Report every line below that holds the word "color".

[Data entries for graphics]
########################################

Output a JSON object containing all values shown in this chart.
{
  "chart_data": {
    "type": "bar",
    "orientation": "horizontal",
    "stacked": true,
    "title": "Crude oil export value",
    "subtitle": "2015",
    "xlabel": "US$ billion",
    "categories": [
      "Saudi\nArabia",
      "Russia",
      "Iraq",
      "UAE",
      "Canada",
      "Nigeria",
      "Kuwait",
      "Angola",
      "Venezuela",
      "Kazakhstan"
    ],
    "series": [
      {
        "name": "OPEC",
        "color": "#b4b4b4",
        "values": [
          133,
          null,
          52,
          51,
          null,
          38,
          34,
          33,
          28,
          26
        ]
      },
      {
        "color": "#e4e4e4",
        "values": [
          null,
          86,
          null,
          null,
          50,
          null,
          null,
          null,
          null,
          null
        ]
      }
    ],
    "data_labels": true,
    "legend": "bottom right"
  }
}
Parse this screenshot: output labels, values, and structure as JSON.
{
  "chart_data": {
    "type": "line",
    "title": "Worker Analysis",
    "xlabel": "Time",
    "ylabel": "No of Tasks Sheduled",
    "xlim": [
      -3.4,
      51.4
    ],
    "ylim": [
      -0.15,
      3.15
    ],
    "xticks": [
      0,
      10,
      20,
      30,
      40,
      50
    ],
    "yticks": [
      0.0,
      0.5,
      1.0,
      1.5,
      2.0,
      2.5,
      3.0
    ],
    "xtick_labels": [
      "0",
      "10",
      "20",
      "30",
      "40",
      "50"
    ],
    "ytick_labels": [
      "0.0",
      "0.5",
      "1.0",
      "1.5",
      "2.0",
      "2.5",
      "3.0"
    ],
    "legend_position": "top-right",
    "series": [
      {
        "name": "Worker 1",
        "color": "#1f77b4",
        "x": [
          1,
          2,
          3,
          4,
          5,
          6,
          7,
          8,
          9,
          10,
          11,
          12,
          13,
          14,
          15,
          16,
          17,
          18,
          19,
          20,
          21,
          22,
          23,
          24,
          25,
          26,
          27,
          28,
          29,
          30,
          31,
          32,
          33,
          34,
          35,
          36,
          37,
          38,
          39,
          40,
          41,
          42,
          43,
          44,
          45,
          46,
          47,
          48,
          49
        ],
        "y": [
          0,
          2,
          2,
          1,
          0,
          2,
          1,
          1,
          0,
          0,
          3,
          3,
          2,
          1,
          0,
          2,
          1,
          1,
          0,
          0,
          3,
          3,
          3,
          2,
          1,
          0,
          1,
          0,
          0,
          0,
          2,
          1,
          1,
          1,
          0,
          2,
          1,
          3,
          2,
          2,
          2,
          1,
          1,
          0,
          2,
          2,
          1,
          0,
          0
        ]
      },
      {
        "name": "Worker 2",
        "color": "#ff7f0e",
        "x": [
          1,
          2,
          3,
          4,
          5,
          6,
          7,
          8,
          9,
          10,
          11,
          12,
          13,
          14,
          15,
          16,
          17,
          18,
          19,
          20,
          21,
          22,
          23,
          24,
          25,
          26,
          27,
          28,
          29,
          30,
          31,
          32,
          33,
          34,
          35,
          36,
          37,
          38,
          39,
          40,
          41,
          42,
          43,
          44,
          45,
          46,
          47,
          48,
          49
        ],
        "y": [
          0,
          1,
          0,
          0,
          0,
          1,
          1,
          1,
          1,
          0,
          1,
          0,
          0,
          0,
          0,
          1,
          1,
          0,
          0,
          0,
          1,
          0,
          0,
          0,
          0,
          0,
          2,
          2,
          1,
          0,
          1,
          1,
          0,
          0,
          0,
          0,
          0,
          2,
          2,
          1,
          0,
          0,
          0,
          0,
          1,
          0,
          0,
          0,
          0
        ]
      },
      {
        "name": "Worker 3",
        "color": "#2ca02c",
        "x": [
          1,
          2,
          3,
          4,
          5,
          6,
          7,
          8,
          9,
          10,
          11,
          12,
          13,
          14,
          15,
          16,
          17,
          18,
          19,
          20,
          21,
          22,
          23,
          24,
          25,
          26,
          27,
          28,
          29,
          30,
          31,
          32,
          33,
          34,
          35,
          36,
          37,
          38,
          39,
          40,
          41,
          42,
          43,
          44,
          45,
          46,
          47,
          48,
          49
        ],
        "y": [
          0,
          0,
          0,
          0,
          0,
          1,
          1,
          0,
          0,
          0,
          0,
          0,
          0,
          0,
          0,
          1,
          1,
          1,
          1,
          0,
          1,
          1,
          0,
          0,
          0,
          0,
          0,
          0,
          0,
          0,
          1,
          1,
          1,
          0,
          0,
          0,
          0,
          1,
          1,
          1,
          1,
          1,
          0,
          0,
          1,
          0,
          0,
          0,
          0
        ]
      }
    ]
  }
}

########################################

▶ EXERCISE SOLUTION:
        "color": "#b4b4b4",
        "color": "#e4e4e4",
        "color": "#1f77b4",
        "color": "#ff7f0e",
        "color": "#2ca02c",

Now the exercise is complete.